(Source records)
☆ ☆ ☆
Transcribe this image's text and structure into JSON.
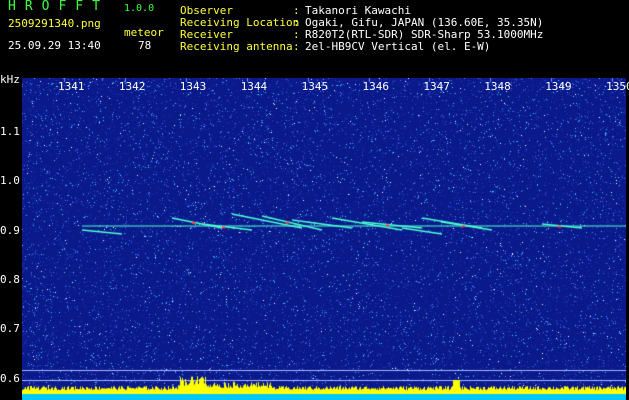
{
  "header": {
    "logo": "HROFFT",
    "version": "1.0.0",
    "filename": "2509291340.png",
    "datetime": "25.09.29 13:40",
    "meteor_label": "meteor",
    "meteor_count": "78"
  },
  "info": [
    {
      "label": "Observer",
      "value": "Takanori Kawachi"
    },
    {
      "label": "Receiving Location",
      "value": "Ogaki, Gifu, JAPAN (136.60E, 35.35N)"
    },
    {
      "label": "Receiver",
      "value": "R820T2(RTL-SDR) SDR-Sharp 53.1000MHz"
    },
    {
      "label": "Receiving antenna",
      "value": "2el-HB9CV Vertical (el. E-W)"
    }
  ],
  "spectrogram": {
    "y_unit": "kHz",
    "y_ticks": [
      "1.1",
      "1.0",
      "0.9",
      "0.8",
      "0.7",
      "0.6"
    ],
    "x_ticks": [
      "1341",
      "1342",
      "1343",
      "1344",
      "1345",
      "1346",
      "1347",
      "1348",
      "1349",
      "1350"
    ],
    "colors": {
      "background": "#0a1a8a",
      "noise_light": "#4a78ff",
      "noise_cyan": "#2fd8ff",
      "trace": "#4dffd2",
      "hot": "#ff3c3c",
      "level_bar": "#ffff00",
      "baseline": "#00c8ff"
    }
  }
}
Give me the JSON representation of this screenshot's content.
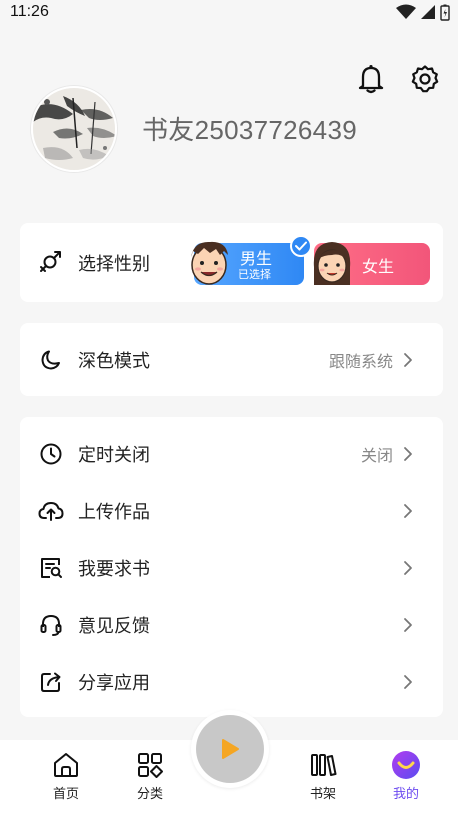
{
  "status_bar": {
    "time": "11:26"
  },
  "profile": {
    "username": "书友25037726439"
  },
  "gender": {
    "label": "选择性别",
    "male": {
      "label": "男生",
      "sub": "已选择"
    },
    "female": {
      "label": "女生"
    }
  },
  "dark_mode": {
    "label": "深色模式",
    "value": "跟随系统"
  },
  "menu": {
    "timer": {
      "label": "定时关闭",
      "value": "关闭"
    },
    "upload": {
      "label": "上传作品"
    },
    "request": {
      "label": "我要求书"
    },
    "feedback": {
      "label": "意见反馈"
    },
    "share": {
      "label": "分享应用"
    }
  },
  "tabbar": {
    "home": "首页",
    "category": "分类",
    "bookshelf": "书架",
    "mine": "我的"
  },
  "colors": {
    "accent": "#6d4cf0",
    "male": "#2f88f4",
    "female": "#f2567a"
  },
  "icons": {
    "header": [
      "bell-icon",
      "settings-gear-icon"
    ],
    "menu": [
      "clock-icon",
      "cloud-upload-icon",
      "book-search-icon",
      "headset-icon",
      "share-icon"
    ]
  }
}
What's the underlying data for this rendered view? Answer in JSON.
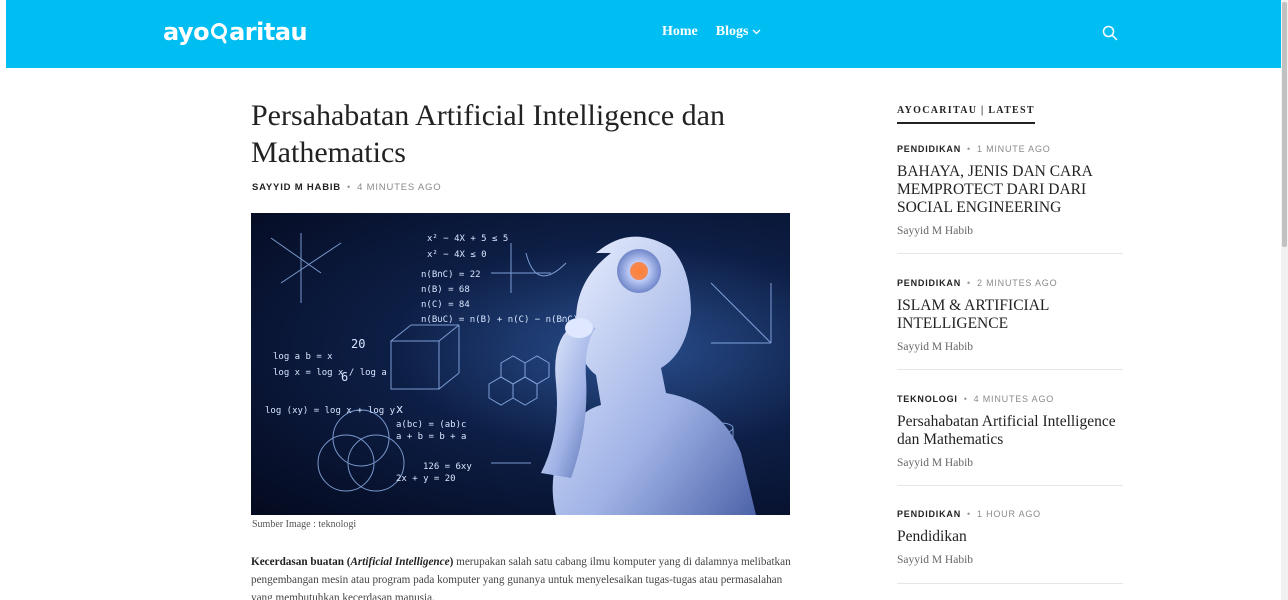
{
  "header": {
    "logo_left": "ayo",
    "logo_right": "aritau",
    "nav": [
      {
        "label": "Home"
      },
      {
        "label": "Blogs"
      }
    ]
  },
  "article": {
    "title": "Persahabatan Artificial Intelligence dan Mathematics",
    "author": "SAYYID M HABIB",
    "time": "4 MINUTES AGO",
    "caption": "Sumber Image : teknologi",
    "body_bold_1": "Kecerdasan buatan (",
    "body_bold_italic": "Artificial Intelligence",
    "body_bold_2": ")",
    "body_rest": " merupakan salah satu cabang ilmu komputer yang di dalamnya melibatkan pengembangan mesin atau program pada komputer yang gunanya untuk menyelesaikan tugas-tugas atau permasalahan yang membutuhkan kecerdasan manusia."
  },
  "sidebar": {
    "heading": "AYOCARITAU | LATEST",
    "items": [
      {
        "category": "PENDIDIKAN",
        "time": "1 MINUTE AGO",
        "title": "BAHAYA, JENIS DAN CARA MEMPROTECT DARI DARI SOCIAL ENGINEERING",
        "author": "Sayyid M Habib"
      },
      {
        "category": "PENDIDIKAN",
        "time": "2 MINUTES AGO",
        "title": "ISLAM & ARTIFICIAL INTELLIGENCE",
        "author": "Sayyid M Habib"
      },
      {
        "category": "TEKNOLOGI",
        "time": "4 MINUTES AGO",
        "title": "Persahabatan Artificial Intelligence dan Mathematics",
        "author": "Sayyid M Habib"
      },
      {
        "category": "PENDIDIKAN",
        "time": "1 HOUR AGO",
        "title": "Pendidikan",
        "author": "Sayyid M Habib"
      }
    ]
  },
  "hero_text": {
    "math": [
      "x² − 4X + 5 ≤ 5",
      "x² − 4X ≤ 0",
      "n(B∩C) = 22",
      "n(B) = 68",
      "n(C) = 84",
      "n(B∪C) = n(B) + n(C) − n(B∩C)",
      "log a b = x",
      "log x = log x / log a",
      "log (xy) = log x + log y",
      "a(bc) = (ab)c",
      "a + b = b + a",
      "126 = 6xy",
      "2x + y = 20",
      "20",
      "6",
      "x"
    ]
  },
  "colors": {
    "header_bg": "#00bdf2",
    "text": "#222222",
    "muted": "#8a8a8a"
  }
}
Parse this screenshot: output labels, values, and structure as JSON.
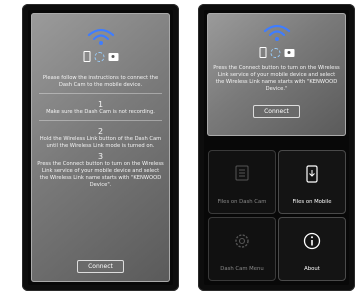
{
  "left_screen": {
    "instruction": "Please follow the instructions to connect the Dash Cam to the mobile device.",
    "steps": [
      {
        "number": "1",
        "text": "Make sure the Dash Cam is not recording."
      },
      {
        "number": "2",
        "text": "Hold the Wireless Link button of the Dash Cam until the Wireless Link mode is turned on."
      },
      {
        "number": "3",
        "text": "Press the Connect button to turn on the Wireless Link service of your mobile device and select the Wireless Link name starts with \"KENWOOD Device\"."
      }
    ],
    "connect_label": "Connect"
  },
  "right_screen": {
    "instruction": "Press the Connect button to turn on the Wireless Link service of your mobile device and select the Wireless Link name starts with \"KENWOOD Device.\"",
    "connect_label": "Connect",
    "tiles": [
      {
        "label": "Files on Dash Cam",
        "icon": "dashcam-files-icon",
        "enabled": false
      },
      {
        "label": "Files on Mobile",
        "icon": "mobile-files-icon",
        "enabled": true
      },
      {
        "label": "Dash Cam Menu",
        "icon": "gear-icon",
        "enabled": false
      },
      {
        "label": "About",
        "icon": "info-icon",
        "enabled": true
      }
    ]
  },
  "colors": {
    "wifi_accent": "#3f7dff",
    "panel": "#7a7a7a",
    "tile_background": "#111111"
  }
}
☆ ☆ ☆
_Exercise instructions_
Read through the entries and copy every line that includes "this".

_Problem solution_
Transcribe this image's text and structure into JSON.
Give me the JSON representation of this screenshot's content.
What's the underlying data for this rendered view? Answer in JSON.
Parse this screenshot: output labels, values, and structure as JSON.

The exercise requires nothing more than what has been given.